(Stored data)
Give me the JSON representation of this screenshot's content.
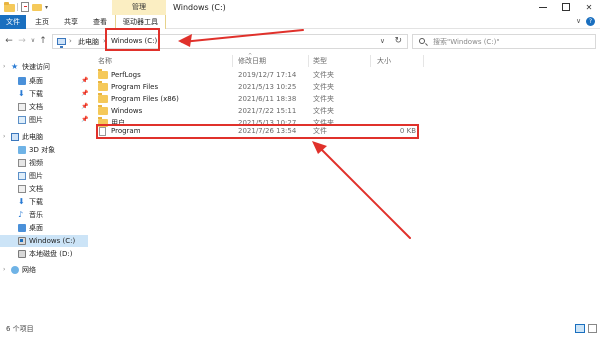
{
  "window": {
    "title": "Windows (C:)",
    "manage_tab": "管理",
    "min_label": "—",
    "close_label": "✕",
    "help_label": "?"
  },
  "ribbon": {
    "tabs": [
      "文件",
      "主页",
      "共享",
      "查看",
      "驱动器工具"
    ]
  },
  "address": {
    "back": "←",
    "forward": "→",
    "recent": "∨",
    "up": "↑",
    "separator": "›",
    "crumbs": [
      "此电脑",
      "Windows (C:)"
    ],
    "dropdown": "∨",
    "refresh": "↻"
  },
  "search": {
    "placeholder": "搜索\"Windows (C:)\""
  },
  "sidebar": {
    "items": [
      {
        "label": "快速访问",
        "chevron": "›"
      },
      {
        "label": "桌面",
        "pin": "📌"
      },
      {
        "label": "下载",
        "pin": "📌"
      },
      {
        "label": "文档",
        "pin": "📌"
      },
      {
        "label": "图片",
        "pin": "📌"
      },
      {
        "label": "此电脑",
        "chevron": "›"
      },
      {
        "label": "3D 对象"
      },
      {
        "label": "视频"
      },
      {
        "label": "图片"
      },
      {
        "label": "文档"
      },
      {
        "label": "下载"
      },
      {
        "label": "音乐"
      },
      {
        "label": "桌面"
      },
      {
        "label": "Windows (C:)"
      },
      {
        "label": "本地磁盘 (D:)"
      },
      {
        "label": "网络",
        "chevron": "›"
      }
    ],
    "selected_index": 13
  },
  "filelist": {
    "sort_indicator": "^",
    "columns": {
      "name": "名称",
      "date": "修改日期",
      "type": "类型",
      "size": "大小"
    },
    "rows": [
      {
        "name": "PerfLogs",
        "date": "2019/12/7 17:14",
        "type": "文件夹",
        "size": "",
        "kind": "folder"
      },
      {
        "name": "Program Files",
        "date": "2021/5/13 10:25",
        "type": "文件夹",
        "size": "",
        "kind": "folder"
      },
      {
        "name": "Program Files (x86)",
        "date": "2021/6/11 18:38",
        "type": "文件夹",
        "size": "",
        "kind": "folder"
      },
      {
        "name": "Windows",
        "date": "2021/7/22 15:11",
        "type": "文件夹",
        "size": "",
        "kind": "folder"
      },
      {
        "name": "用户",
        "date": "2021/5/13 10:27",
        "type": "文件夹",
        "size": "",
        "kind": "folder"
      },
      {
        "name": "Program",
        "date": "2021/7/26 13:54",
        "type": "文件",
        "size": "0 KB",
        "kind": "file"
      }
    ]
  },
  "status": {
    "item_count": "6 个项目"
  },
  "colors": {
    "accent": "#1a6fbf",
    "manage_tab_bg": "#fbeec2",
    "selection_bg": "#cce4f7",
    "annotation_red": "#e0312b",
    "folder_yellow": "#f5c95a"
  }
}
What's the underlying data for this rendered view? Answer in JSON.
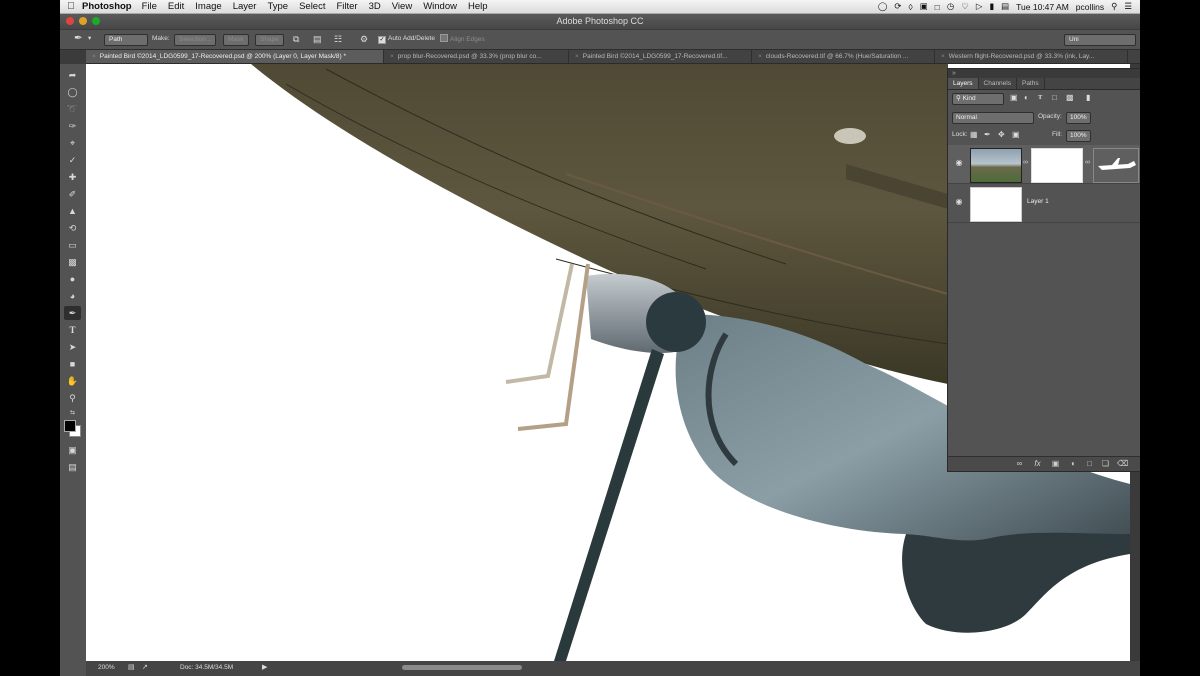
{
  "menubar": {
    "app_name": "Photoshop",
    "menus": [
      "File",
      "Edit",
      "Image",
      "Layer",
      "Type",
      "Select",
      "Filter",
      "3D",
      "View",
      "Window",
      "Help"
    ],
    "clock": "Tue 10:47 AM",
    "user": "pcollins"
  },
  "window": {
    "title": "Adobe Photoshop CC"
  },
  "options": {
    "mode": "Path",
    "make_label": "Make:",
    "selection_btn": "Selection...",
    "mask_btn": "Mask",
    "shape_btn": "Shape",
    "auto_add_delete": "Auto Add/Delete",
    "align_edges": "Align Edges",
    "workspace": "Uni"
  },
  "tabs": [
    "Painted Bird ©2014_LDG0599_17-Recovered.psd @ 200% (Layer 0, Layer Mask/8) *",
    "prop blur-Recovered.psd @ 33.3% (prop blur co...",
    "Painted Bird ©2014_LDG0599_17-Recovered.tif...",
    "clouds-Recovered.tif @ 66.7% (Hue/Saturation ...",
    "Western flight-Recovered.psd @ 33.3% (ink, Lay..."
  ],
  "status": {
    "zoom": "200%",
    "doc": "Doc: 34.5M/34.5M"
  },
  "layers_panel": {
    "tabs": [
      "Layers",
      "Channels",
      "Paths"
    ],
    "filter_kind": "Kind",
    "blend_mode": "Normal",
    "opacity_label": "Opacity:",
    "opacity": "100%",
    "lock_label": "Lock:",
    "fill_label": "Fill:",
    "fill": "100%",
    "layers": [
      {
        "name": ""
      },
      {
        "name": "Layer 1"
      }
    ]
  },
  "colors": {
    "panel_bg": "#535353",
    "app_bg": "#3b3b3b",
    "canvas": "#ffffff",
    "selected_layer": "#5f5f5f"
  }
}
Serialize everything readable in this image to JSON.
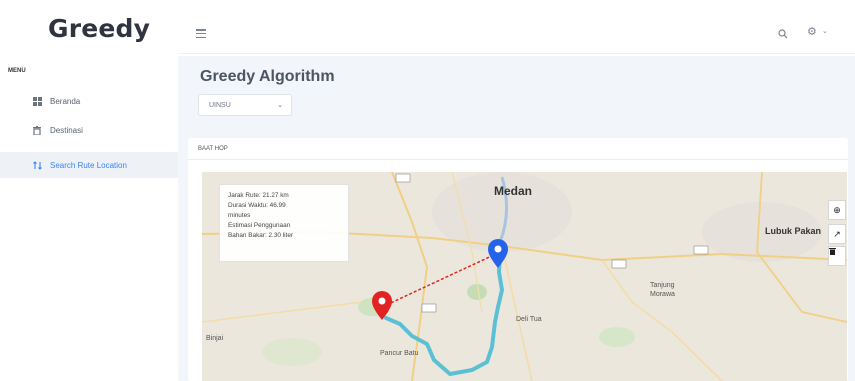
{
  "app": {
    "logo": "Greedy"
  },
  "sidebar": {
    "heading": "MENU",
    "items": [
      {
        "label": "Beranda",
        "icon": "grid-icon"
      },
      {
        "label": "Destinasi",
        "icon": "bin-icon"
      },
      {
        "label": "Search Rute Location",
        "icon": "route-icon",
        "active": true
      }
    ]
  },
  "topbar": {
    "icons": [
      "menu-icon",
      "search-icon",
      "settings-icon",
      "chevron-down-icon"
    ]
  },
  "page": {
    "title": "Greedy Algorithm",
    "select_value": "UINSU",
    "card_header": "BAAT HOP"
  },
  "map": {
    "info_lines": [
      "Jarak Rute: 21.27 km",
      "Durasi Waktu: 46.99",
      "minutes",
      "Estimasi Penggunaan",
      "Bahan Bakar: 2.30 liter"
    ],
    "labels": {
      "medan": "Medan",
      "lubuk_pakam": "Lubuk Pakan",
      "deli_tua": "Deli Tua",
      "tanjung_morawa_1": "Tanjung",
      "tanjung_morawa_2": "Morawa",
      "pancur_batu": "Pancur Batu",
      "binjai": "Binjai"
    },
    "route_color": "#5bc0d3",
    "marker_start_color": "#e02424",
    "marker_end_color": "#2563eb"
  }
}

# [Work to complete]
Starting at the line that contains "Serialize everything readable", write out every line through the end of the entries, both ends included, without any pictures.

# [Task solution]
Serialize everything readable in this image to JSON.
{
  "app": {
    "logo": "Greedy"
  },
  "sidebar": {
    "heading": "MENU",
    "items": [
      {
        "label": "Beranda",
        "icon": "grid-icon"
      },
      {
        "label": "Destinasi",
        "icon": "bin-icon"
      },
      {
        "label": "Search Rute Location",
        "icon": "route-icon",
        "active": true
      }
    ]
  },
  "topbar": {
    "icons": [
      "menu-icon",
      "search-icon",
      "settings-icon",
      "chevron-down-icon"
    ]
  },
  "page": {
    "title": "Greedy Algorithm",
    "select_value": "UINSU",
    "card_header": "BAAT HOP"
  },
  "map": {
    "info_lines": [
      "Jarak Rute: 21.27 km",
      "Durasi Waktu: 46.99",
      "minutes",
      "Estimasi Penggunaan",
      "Bahan Bakar: 2.30 liter"
    ],
    "labels": {
      "medan": "Medan",
      "lubuk_pakam": "Lubuk Pakan",
      "deli_tua": "Deli Tua",
      "tanjung_morawa_1": "Tanjung",
      "tanjung_morawa_2": "Morawa",
      "pancur_batu": "Pancur Batu",
      "binjai": "Binjai"
    },
    "route_color": "#5bc0d3",
    "marker_start_color": "#e02424",
    "marker_end_color": "#2563eb"
  }
}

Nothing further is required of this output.